REQUIREMENT 1:
Retype the passage from the album article, starting with "Singles from What's" and going on through "Girls' Mat McHugh.".

>> begin EXTRACT TO READ

Studio album by Katalyst
- Released: 25 August 2007
- Recorded: 2006
- Genre: Australian hip-hop
- Label: Invada Records
- Producer: Katalyst

Katalyst chronology
| Manipulating Agent (2002) | What's Happening (2007) | Deep Impressions (2011) |

Singles from What's Happening
- "All You've Got" Released: 2 June 2007; "Say What You Feel" Released: 2007;

= What's Happening (album) =

What's Happening is the second album from the Australian hip-hop artist, Katalyst (aka Sydney-based producer Ashley Anderson). It is a follow-up to Katalyst's award-winning debut album, Manipulating Agent. What's Happening was released by Invada Records on 25 August 2007. The album features guest vocalists from the United States, the United Kingdom and Australia – including Stephanie McKay, J-Live, Steve Spacek, Diverse Katie Noonan (george), Magic Dirt's Adalita and the Beautiful Girls' Mat McHugh.

The album was selected as Triple J's featured album of the week in August 2007 and was nominated for the 2007 J Award. At the J Awards of 2007, the album was nominated for Australian Album of the Year.

>> end EXTRACT TO READ
>> begin LISTING

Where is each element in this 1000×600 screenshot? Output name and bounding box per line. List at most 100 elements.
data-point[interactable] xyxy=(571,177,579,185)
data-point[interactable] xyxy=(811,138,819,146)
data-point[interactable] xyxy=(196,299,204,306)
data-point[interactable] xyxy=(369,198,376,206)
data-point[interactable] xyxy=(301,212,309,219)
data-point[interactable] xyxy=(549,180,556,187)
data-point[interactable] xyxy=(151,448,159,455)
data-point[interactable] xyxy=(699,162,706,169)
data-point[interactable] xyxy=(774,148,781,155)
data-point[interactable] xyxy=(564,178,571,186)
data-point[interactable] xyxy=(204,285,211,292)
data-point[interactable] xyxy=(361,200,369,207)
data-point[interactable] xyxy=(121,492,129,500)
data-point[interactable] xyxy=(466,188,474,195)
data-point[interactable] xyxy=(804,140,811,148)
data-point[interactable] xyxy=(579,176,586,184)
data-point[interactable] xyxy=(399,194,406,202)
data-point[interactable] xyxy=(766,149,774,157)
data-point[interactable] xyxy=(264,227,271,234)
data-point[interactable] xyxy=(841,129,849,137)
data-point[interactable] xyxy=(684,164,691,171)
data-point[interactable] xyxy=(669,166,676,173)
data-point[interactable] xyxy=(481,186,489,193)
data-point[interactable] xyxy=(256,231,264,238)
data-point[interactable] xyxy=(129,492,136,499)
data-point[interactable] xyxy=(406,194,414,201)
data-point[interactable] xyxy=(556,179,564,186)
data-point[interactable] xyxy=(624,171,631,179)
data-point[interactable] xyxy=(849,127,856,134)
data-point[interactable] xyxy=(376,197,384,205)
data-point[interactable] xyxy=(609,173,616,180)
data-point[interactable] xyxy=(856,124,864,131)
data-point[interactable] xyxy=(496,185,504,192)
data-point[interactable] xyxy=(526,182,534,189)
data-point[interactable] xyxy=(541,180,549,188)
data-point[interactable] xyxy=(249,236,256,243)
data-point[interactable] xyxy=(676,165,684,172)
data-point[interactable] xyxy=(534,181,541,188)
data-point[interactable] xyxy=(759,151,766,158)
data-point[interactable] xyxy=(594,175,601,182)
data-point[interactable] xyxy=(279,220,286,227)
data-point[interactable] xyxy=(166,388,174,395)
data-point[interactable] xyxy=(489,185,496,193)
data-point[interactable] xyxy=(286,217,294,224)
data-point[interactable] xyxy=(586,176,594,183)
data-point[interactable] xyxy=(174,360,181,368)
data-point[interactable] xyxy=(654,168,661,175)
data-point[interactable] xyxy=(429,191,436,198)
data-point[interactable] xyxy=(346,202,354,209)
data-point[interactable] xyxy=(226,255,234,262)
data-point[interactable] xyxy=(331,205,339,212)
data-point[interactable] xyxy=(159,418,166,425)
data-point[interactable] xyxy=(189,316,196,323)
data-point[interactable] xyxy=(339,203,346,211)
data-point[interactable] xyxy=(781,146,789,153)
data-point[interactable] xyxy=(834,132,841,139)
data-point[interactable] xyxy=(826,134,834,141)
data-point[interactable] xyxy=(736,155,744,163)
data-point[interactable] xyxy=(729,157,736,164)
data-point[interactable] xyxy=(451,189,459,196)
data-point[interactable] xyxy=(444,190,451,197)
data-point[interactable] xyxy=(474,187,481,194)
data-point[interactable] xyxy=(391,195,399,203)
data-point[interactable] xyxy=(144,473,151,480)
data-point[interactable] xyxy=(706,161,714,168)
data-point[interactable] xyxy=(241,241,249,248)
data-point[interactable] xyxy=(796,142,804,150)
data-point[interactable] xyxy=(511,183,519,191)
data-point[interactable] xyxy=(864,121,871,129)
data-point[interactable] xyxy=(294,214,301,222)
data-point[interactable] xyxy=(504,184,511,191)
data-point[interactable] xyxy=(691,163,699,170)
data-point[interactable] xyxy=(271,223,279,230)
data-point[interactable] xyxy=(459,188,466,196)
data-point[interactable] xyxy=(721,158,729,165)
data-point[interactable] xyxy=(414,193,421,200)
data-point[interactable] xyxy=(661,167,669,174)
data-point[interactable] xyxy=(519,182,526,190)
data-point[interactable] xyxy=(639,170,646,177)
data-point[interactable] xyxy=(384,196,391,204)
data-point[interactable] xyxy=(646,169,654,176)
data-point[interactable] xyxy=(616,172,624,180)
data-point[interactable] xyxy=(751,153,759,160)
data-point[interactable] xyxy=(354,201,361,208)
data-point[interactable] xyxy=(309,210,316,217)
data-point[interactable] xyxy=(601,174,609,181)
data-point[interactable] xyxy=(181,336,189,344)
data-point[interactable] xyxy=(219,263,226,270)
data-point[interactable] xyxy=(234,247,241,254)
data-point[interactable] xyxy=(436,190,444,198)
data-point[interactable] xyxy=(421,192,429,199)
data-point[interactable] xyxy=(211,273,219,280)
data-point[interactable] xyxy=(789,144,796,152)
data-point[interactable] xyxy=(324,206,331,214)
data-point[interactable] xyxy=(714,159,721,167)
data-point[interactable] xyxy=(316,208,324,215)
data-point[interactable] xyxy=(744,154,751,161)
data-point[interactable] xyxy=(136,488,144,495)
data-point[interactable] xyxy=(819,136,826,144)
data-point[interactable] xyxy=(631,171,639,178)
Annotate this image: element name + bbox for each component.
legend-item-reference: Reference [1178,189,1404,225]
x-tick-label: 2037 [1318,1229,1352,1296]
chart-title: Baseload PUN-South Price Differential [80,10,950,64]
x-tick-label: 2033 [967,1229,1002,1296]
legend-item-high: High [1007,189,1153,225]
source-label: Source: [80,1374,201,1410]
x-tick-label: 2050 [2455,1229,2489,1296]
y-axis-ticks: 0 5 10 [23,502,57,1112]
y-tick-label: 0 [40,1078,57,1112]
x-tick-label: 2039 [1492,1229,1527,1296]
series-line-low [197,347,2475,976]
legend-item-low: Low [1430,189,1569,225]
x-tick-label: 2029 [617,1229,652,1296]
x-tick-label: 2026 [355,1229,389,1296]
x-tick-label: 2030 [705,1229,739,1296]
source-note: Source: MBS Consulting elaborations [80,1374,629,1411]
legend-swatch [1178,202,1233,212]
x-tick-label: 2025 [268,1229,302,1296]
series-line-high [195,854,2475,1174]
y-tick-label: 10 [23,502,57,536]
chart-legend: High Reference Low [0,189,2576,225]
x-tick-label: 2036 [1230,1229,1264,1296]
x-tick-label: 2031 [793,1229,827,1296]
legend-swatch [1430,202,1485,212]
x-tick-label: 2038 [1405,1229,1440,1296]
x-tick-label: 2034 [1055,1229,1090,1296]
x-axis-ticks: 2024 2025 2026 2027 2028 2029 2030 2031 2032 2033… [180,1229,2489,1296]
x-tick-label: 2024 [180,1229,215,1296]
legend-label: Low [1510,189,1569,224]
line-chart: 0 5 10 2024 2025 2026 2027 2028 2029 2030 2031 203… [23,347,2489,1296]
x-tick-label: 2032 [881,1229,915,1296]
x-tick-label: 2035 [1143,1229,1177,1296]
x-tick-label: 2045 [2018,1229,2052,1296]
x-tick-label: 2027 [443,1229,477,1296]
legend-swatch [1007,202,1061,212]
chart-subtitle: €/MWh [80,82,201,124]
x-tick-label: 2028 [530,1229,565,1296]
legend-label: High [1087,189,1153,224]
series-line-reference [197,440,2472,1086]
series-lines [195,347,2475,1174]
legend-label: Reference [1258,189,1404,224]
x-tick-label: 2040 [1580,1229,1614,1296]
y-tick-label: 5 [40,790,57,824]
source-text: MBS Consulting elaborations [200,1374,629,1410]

>> end LISTING

REQUIREMENT 2:
Put the listing's lines into a numbered list, starting with its first line and going on through the line with "data-point[interactable] xyxy=(594,175,601,182)". Leave out blank lines.

COMPLETE OUTPUT 1:
Singles from What's Happening
- "All You've Got" Released: 2 June 2007; "Say What You Feel" Released: 2007;

= What's Happening (album) =

What's Happening is the second album from the Australian hip-hop artist, Katalyst (aka Sydney-based producer Ashley Anderson). It is a follow-up to Katalyst's award-winning debut album, Manipulating Agent. What's Happening was released by Invada Records on 25 August 2007. The album features guest vocalists from the United States, the United Kingdom and Australia – including Stephanie McKay, J-Live, Steve Spacek, Diverse Katie Noonan (george), Magic Dirt's Adalita and the Beautiful Girls' Mat McHugh.

COMPLETE OUTPUT 2:
1. Where is each element in this 1000×600 screenshot? Output name and bounding box per line. List at most 100 elements.
2. data-point[interactable] xyxy=(571,177,579,185)
3. data-point[interactable] xyxy=(811,138,819,146)
4. data-point[interactable] xyxy=(196,299,204,306)
5. data-point[interactable] xyxy=(369,198,376,206)
6. data-point[interactable] xyxy=(301,212,309,219)
7. data-point[interactable] xyxy=(549,180,556,187)
8. data-point[interactable] xyxy=(151,448,159,455)
9. data-point[interactable] xyxy=(699,162,706,169)
10. data-point[interactable] xyxy=(774,148,781,155)
11. data-point[interactable] xyxy=(564,178,571,186)
12. data-point[interactable] xyxy=(204,285,211,292)
13. data-point[interactable] xyxy=(361,200,369,207)
14. data-point[interactable] xyxy=(121,492,129,500)
15. data-point[interactable] xyxy=(466,188,474,195)
16. data-point[interactable] xyxy=(804,140,811,148)
17. data-point[interactable] xyxy=(579,176,586,184)
18. data-point[interactable] xyxy=(399,194,406,202)
19. data-point[interactable] xyxy=(766,149,774,157)
20. data-point[interactable] xyxy=(264,227,271,234)
21. data-point[interactable] xyxy=(841,129,849,137)
22. data-point[interactable] xyxy=(684,164,691,171)
23. data-point[interactable] xyxy=(669,166,676,173)
24. data-point[interactable] xyxy=(481,186,489,193)
25. data-point[interactable] xyxy=(256,231,264,238)
26. data-point[interactable] xyxy=(129,492,136,499)
27. data-point[interactable] xyxy=(406,194,414,201)
28. data-point[interactable] xyxy=(556,179,564,186)
29. data-point[interactable] xyxy=(624,171,631,179)
30. data-point[interactable] xyxy=(849,127,856,134)
31. data-point[interactable] xyxy=(376,197,384,205)
32. data-point[interactable] xyxy=(609,173,616,180)
33. data-point[interactable] xyxy=(856,124,864,131)
34. data-point[interactable] xyxy=(496,185,504,192)
35. data-point[interactable] xyxy=(526,182,534,189)
36. data-point[interactable] xyxy=(541,180,549,188)
37. data-point[interactable] xyxy=(249,236,256,243)
38. data-point[interactable] xyxy=(676,165,684,172)
39. data-point[interactable] xyxy=(534,181,541,188)
40. data-point[interactable] xyxy=(759,151,766,158)
41. data-point[interactable] xyxy=(594,175,601,182)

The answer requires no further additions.